• **RECORDS PROVIDED**

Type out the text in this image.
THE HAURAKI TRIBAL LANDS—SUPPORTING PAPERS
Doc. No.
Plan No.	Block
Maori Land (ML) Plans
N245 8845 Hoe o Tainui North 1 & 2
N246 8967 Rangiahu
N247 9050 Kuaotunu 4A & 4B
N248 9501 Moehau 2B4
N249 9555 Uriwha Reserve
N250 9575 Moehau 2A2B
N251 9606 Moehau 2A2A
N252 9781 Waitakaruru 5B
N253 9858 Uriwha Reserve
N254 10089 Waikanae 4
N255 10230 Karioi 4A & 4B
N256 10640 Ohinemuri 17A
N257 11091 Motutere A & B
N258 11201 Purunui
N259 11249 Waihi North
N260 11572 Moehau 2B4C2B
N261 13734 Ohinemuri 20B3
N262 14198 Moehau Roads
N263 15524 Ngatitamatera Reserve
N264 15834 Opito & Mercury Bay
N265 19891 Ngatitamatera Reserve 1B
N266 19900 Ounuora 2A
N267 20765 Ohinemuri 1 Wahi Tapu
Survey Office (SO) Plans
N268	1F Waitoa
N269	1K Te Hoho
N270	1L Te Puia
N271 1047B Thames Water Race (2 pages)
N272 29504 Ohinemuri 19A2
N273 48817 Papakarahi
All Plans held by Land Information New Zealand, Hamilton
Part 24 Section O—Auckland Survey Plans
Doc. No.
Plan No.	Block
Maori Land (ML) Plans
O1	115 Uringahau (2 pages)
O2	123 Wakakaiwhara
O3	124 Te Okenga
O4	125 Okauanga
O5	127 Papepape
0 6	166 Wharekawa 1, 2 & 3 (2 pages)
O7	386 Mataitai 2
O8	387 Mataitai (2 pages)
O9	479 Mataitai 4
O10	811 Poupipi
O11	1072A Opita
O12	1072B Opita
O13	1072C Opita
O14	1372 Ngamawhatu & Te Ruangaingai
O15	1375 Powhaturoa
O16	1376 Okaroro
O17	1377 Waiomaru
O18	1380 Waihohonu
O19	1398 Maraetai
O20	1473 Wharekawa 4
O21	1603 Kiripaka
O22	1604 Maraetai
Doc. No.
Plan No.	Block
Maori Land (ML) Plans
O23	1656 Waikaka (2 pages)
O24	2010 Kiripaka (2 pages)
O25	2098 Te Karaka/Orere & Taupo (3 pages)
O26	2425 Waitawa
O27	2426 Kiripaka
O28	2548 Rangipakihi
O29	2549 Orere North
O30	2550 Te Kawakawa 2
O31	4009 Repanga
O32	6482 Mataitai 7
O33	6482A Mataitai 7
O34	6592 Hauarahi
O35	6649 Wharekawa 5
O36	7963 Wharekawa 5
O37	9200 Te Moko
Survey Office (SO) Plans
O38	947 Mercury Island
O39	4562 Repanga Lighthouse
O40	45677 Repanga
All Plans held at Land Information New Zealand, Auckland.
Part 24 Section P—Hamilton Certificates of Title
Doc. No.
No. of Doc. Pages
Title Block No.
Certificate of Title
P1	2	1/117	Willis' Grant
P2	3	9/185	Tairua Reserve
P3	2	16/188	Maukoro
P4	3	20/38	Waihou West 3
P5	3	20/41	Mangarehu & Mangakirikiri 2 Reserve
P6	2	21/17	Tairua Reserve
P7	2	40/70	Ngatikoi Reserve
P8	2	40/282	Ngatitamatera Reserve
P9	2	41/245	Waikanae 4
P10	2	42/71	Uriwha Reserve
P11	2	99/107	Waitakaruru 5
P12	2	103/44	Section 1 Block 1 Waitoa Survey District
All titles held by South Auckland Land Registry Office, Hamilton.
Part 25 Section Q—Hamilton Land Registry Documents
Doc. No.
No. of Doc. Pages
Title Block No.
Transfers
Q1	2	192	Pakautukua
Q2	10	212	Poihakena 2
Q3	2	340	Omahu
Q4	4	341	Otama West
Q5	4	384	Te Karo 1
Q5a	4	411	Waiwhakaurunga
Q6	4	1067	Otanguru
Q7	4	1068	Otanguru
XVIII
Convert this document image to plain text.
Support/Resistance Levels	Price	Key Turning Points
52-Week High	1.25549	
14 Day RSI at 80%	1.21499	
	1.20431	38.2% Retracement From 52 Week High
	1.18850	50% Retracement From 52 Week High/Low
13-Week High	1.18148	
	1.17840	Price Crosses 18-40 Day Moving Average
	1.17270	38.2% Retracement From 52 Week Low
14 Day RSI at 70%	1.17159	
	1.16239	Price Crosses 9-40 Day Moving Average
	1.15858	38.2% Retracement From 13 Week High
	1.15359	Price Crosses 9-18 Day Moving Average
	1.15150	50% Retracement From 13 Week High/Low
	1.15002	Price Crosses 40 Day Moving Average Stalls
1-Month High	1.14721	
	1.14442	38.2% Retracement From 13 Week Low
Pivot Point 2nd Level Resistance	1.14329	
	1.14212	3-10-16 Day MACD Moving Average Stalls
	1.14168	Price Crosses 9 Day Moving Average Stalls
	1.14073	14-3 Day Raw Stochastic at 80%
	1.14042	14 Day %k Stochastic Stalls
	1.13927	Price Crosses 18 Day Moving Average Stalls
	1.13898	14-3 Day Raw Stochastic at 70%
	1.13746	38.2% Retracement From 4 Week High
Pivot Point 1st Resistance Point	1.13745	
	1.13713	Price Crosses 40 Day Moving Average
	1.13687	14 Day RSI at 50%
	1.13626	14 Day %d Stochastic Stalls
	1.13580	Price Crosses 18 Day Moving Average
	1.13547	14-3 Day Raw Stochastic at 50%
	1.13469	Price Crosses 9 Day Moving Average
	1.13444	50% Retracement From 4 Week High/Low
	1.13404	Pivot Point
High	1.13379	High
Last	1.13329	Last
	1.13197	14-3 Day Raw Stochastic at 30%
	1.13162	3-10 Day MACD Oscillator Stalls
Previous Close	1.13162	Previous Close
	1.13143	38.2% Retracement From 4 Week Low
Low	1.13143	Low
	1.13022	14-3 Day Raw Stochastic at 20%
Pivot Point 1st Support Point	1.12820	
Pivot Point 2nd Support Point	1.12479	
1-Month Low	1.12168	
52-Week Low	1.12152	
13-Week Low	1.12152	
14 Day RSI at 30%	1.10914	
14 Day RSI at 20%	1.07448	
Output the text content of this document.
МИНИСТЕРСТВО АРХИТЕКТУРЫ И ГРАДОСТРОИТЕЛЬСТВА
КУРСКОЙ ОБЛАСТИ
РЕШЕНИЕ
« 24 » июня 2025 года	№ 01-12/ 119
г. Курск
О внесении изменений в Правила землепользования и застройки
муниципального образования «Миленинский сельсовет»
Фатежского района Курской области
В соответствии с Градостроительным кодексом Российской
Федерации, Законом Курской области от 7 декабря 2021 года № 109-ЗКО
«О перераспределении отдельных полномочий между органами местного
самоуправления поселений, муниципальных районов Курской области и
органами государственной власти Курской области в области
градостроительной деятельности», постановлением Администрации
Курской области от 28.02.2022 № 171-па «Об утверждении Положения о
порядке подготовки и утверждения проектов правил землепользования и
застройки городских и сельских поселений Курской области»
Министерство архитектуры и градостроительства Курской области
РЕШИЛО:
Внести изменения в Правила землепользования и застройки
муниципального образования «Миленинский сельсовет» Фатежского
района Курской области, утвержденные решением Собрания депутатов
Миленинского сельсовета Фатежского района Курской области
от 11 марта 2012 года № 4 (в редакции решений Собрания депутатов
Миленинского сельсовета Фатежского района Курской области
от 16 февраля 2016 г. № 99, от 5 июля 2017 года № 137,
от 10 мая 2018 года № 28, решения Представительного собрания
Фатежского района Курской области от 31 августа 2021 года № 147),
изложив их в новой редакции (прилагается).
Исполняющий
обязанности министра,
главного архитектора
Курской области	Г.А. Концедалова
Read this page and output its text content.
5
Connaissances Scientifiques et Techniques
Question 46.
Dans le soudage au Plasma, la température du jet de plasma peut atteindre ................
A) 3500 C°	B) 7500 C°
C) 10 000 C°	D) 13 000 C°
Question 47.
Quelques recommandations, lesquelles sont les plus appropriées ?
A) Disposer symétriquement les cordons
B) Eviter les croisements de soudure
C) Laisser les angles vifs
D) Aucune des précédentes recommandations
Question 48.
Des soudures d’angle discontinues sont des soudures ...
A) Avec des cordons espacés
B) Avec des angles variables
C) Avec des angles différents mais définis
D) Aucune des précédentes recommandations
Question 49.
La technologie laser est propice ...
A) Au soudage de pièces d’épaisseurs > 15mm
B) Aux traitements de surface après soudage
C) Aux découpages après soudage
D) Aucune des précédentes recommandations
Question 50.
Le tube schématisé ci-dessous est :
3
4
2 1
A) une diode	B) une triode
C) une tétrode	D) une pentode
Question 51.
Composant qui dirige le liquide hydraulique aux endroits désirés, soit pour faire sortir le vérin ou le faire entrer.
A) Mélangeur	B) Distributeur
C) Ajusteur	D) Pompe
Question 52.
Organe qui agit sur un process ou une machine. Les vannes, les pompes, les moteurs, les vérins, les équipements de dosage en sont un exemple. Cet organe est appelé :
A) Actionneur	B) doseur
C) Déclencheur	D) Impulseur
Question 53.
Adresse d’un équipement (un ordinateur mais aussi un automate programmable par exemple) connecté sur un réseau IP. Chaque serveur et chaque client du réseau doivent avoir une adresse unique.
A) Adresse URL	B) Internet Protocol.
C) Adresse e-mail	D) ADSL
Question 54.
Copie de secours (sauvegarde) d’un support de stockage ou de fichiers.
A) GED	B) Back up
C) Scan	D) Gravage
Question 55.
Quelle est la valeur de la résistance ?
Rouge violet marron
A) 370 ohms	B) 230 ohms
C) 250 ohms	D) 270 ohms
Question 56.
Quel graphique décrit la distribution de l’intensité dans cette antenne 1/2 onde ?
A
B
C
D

• **WHAT IS NEEDED**
Filter the entries down to the lines with the word "après" in them.

• **RESPONSE TO THIS EXERCISE**
B) Aux traitements de surface après soudage
C) Aux découpages après soudage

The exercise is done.